**Given instruction:** In the material below, repeat only the lines from the one that holds "Extract all readable text from this page." through the final line, exactly as they stand.

**Information provided:**
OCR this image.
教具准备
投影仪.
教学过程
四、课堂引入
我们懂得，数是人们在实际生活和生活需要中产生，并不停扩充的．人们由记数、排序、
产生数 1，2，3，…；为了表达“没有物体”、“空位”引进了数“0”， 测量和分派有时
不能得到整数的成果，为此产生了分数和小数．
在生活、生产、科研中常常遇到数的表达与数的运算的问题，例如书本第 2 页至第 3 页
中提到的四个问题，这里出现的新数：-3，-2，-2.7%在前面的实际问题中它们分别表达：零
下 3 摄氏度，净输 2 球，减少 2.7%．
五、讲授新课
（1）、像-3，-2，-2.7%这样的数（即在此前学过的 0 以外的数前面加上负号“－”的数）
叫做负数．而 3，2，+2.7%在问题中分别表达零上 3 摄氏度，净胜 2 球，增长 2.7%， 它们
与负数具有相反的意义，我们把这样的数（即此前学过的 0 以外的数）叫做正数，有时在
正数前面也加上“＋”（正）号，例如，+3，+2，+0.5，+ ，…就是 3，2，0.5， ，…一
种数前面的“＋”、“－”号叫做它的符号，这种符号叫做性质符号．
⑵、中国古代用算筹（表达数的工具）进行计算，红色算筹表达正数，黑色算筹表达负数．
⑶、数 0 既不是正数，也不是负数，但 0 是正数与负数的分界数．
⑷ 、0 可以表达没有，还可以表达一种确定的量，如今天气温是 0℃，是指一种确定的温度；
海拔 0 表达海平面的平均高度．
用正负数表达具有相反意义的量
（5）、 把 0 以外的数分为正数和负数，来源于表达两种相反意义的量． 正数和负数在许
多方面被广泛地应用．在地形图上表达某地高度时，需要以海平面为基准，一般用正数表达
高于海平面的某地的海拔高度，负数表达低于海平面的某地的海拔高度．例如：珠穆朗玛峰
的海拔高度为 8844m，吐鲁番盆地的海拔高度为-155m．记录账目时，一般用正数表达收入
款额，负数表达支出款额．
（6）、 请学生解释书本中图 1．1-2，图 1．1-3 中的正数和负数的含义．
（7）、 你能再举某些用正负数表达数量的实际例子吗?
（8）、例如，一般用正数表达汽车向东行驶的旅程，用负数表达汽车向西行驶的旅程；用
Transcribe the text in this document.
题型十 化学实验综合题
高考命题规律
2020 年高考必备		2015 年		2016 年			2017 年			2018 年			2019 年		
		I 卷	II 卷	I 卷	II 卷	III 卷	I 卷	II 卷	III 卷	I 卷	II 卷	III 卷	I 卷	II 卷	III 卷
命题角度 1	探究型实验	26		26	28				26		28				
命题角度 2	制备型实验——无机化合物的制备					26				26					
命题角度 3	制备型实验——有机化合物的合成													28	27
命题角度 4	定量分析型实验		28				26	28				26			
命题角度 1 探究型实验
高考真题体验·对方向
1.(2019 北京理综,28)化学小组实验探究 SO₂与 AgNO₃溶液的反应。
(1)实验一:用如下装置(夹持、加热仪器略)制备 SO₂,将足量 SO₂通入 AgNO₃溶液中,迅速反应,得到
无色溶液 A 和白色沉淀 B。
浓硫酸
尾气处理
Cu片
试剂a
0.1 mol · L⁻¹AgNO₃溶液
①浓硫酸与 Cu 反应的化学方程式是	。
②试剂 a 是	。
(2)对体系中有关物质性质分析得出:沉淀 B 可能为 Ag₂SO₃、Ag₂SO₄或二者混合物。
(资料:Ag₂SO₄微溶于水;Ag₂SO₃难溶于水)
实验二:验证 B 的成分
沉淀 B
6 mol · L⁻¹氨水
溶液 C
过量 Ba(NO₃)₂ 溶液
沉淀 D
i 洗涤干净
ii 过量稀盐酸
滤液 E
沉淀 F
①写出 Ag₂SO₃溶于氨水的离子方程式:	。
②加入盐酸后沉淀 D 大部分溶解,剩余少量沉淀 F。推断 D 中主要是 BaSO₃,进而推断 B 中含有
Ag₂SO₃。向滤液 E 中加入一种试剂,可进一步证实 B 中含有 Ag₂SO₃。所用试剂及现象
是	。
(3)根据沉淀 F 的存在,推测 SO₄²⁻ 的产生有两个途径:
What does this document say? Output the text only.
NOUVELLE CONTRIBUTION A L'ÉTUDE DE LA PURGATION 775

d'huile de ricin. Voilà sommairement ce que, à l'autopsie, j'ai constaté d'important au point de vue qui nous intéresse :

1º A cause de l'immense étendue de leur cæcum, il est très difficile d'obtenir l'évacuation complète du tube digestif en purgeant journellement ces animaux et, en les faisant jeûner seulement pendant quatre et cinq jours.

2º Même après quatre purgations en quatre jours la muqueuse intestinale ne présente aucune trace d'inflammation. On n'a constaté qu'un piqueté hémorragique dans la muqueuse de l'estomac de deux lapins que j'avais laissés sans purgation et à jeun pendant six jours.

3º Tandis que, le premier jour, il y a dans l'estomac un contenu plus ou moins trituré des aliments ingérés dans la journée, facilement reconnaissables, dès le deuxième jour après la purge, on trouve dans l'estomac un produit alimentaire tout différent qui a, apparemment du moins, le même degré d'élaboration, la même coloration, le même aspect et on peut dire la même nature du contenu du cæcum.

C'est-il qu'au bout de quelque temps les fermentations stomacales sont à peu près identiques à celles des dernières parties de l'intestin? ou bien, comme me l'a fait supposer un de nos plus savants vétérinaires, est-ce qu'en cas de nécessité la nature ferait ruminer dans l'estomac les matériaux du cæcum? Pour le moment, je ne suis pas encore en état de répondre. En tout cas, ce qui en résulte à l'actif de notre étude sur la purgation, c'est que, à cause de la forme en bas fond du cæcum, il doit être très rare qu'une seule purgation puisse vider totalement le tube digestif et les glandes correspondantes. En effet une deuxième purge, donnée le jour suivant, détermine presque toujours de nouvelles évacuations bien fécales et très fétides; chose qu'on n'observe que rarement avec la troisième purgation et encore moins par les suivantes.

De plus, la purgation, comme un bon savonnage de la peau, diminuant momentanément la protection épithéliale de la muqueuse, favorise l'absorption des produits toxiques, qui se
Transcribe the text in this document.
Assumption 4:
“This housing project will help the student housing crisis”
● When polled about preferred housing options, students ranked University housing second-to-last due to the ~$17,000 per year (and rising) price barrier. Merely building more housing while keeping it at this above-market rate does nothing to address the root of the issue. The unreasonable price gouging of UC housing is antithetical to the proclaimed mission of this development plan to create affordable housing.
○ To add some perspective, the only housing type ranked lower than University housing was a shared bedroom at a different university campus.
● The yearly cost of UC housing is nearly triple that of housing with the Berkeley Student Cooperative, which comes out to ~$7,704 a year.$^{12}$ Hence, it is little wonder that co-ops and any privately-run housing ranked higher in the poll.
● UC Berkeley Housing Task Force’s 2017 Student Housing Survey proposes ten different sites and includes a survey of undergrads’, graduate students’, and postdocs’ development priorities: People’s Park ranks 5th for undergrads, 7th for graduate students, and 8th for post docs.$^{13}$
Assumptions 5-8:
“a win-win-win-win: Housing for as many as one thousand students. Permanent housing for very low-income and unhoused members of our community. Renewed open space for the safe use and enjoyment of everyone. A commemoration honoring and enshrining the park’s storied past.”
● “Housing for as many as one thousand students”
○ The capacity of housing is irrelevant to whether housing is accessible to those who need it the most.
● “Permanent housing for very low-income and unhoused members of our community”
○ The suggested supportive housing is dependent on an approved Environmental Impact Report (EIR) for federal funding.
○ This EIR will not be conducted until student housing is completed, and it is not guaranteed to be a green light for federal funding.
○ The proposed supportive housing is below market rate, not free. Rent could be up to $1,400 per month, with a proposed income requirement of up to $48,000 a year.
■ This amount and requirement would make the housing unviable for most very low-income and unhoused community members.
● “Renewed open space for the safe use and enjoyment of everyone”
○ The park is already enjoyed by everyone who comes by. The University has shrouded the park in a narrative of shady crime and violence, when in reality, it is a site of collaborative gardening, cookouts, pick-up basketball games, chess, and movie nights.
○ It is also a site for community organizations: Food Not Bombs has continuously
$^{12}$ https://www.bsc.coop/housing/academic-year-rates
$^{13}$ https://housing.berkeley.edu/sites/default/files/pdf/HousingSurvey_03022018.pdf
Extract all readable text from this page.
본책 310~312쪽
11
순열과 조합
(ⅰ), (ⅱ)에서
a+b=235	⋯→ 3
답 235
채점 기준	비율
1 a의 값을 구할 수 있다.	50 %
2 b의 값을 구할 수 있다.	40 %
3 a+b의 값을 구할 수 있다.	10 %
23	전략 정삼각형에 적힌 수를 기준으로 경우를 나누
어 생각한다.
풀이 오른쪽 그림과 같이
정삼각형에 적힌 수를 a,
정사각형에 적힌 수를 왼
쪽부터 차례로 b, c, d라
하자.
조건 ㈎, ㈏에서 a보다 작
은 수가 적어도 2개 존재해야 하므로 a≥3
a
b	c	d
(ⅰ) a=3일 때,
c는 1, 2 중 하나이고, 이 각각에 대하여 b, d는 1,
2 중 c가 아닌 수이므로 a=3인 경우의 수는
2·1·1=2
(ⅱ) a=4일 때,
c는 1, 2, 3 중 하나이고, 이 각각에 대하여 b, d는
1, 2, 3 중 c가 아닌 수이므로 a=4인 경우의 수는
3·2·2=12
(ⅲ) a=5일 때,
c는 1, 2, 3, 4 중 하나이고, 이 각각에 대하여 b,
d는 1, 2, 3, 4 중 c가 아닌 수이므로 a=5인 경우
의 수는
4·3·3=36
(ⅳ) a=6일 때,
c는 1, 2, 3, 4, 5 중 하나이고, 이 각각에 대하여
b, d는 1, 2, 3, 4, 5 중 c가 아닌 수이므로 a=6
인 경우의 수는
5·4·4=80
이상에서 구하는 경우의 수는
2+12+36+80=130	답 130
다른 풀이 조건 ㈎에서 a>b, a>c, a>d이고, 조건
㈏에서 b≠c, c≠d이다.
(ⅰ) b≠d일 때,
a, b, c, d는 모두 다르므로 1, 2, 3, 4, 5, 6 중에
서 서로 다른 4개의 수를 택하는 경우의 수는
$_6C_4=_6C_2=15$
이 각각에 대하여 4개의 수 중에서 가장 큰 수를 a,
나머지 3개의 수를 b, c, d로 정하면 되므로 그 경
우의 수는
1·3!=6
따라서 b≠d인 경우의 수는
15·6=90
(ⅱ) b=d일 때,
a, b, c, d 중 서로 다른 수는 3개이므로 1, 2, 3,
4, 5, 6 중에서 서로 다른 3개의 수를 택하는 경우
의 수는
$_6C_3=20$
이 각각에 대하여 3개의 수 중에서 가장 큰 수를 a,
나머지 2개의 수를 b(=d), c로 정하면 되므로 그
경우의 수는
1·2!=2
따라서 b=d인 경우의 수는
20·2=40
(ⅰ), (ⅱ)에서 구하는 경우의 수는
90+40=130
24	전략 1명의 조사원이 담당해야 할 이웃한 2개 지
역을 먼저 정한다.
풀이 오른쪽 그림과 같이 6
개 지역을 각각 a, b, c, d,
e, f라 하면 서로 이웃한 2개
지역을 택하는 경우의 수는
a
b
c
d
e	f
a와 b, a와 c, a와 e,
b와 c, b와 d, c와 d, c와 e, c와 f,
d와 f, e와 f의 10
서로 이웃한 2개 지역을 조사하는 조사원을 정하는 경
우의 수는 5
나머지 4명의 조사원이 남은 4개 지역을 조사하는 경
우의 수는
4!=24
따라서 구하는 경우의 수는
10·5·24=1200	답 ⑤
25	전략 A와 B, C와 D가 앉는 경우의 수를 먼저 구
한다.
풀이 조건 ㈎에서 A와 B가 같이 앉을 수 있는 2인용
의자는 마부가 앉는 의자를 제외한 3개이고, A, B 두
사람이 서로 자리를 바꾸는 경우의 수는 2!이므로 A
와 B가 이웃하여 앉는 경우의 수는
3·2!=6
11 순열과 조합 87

**Complete answer:**
Extract all readable text from this page.
본책 310~312쪽
11
순열과 조합
(ⅰ), (ⅱ)에서
a+b=235	⋯→ 3
답 235
채점 기준	비율
1 a의 값을 구할 수 있다.	50 %
2 b의 값을 구할 수 있다.	40 %
3 a+b의 값을 구할 수 있다.	10 %
23	전략 정삼각형에 적힌 수를 기준으로 경우를 나누
어 생각한다.
풀이 오른쪽 그림과 같이
정삼각형에 적힌 수를 a,
정사각형에 적힌 수를 왼
쪽부터 차례로 b, c, d라
하자.
조건 ㈎, ㈏에서 a보다 작
은 수가 적어도 2개 존재해야 하므로 a≥3
a
b	c	d
(ⅰ) a=3일 때,
c는 1, 2 중 하나이고, 이 각각에 대하여 b, d는 1,
2 중 c가 아닌 수이므로 a=3인 경우의 수는
2·1·1=2
(ⅱ) a=4일 때,
c는 1, 2, 3 중 하나이고, 이 각각에 대하여 b, d는
1, 2, 3 중 c가 아닌 수이므로 a=4인 경우의 수는
3·2·2=12
(ⅲ) a=5일 때,
c는 1, 2, 3, 4 중 하나이고, 이 각각에 대하여 b,
d는 1, 2, 3, 4 중 c가 아닌 수이므로 a=5인 경우
의 수는
4·3·3=36
(ⅳ) a=6일 때,
c는 1, 2, 3, 4, 5 중 하나이고, 이 각각에 대하여
b, d는 1, 2, 3, 4, 5 중 c가 아닌 수이므로 a=6
인 경우의 수는
5·4·4=80
이상에서 구하는 경우의 수는
2+12+36+80=130	답 130
다른 풀이 조건 ㈎에서 a>b, a>c, a>d이고, 조건
㈏에서 b≠c, c≠d이다.
(ⅰ) b≠d일 때,
a, b, c, d는 모두 다르므로 1, 2, 3, 4, 5, 6 중에
서 서로 다른 4개의 수를 택하는 경우의 수는
$_6C_4=_6C_2=15$
이 각각에 대하여 4개의 수 중에서 가장 큰 수를 a,
나머지 3개의 수를 b, c, d로 정하면 되므로 그 경
우의 수는
1·3!=6
따라서 b≠d인 경우의 수는
15·6=90
(ⅱ) b=d일 때,
a, b, c, d 중 서로 다른 수는 3개이므로 1, 2, 3,
4, 5, 6 중에서 서로 다른 3개의 수를 택하는 경우
의 수는
$_6C_3=20$
이 각각에 대하여 3개의 수 중에서 가장 큰 수를 a,
나머지 2개의 수를 b(=d), c로 정하면 되므로 그
경우의 수는
1·2!=2
따라서 b=d인 경우의 수는
20·2=40
(ⅰ), (ⅱ)에서 구하는 경우의 수는
90+40=130
24	전략 1명의 조사원이 담당해야 할 이웃한 2개 지
역을 먼저 정한다.
풀이 오른쪽 그림과 같이 6
개 지역을 각각 a, b, c, d,
e, f라 하면 서로 이웃한 2개
지역을 택하는 경우의 수는
a
b
c
d
e	f
a와 b, a와 c, a와 e,
b와 c, b와 d, c와 d, c와 e, c와 f,
d와 f, e와 f의 10
서로 이웃한 2개 지역을 조사하는 조사원을 정하는 경
우의 수는 5
나머지 4명의 조사원이 남은 4개 지역을 조사하는 경
우의 수는
4!=24
따라서 구하는 경우의 수는
10·5·24=1200	답 ⑤
25	전략 A와 B, C와 D가 앉는 경우의 수를 먼저 구
한다.
풀이 조건 ㈎에서 A와 B가 같이 앉을 수 있는 2인용
의자는 마부가 앉는 의자를 제외한 3개이고, A, B 두
사람이 서로 자리를 바꾸는 경우의 수는 2!이므로 A
와 B가 이웃하여 앉는 경우의 수는
3·2!=6
11 순열과 조합 87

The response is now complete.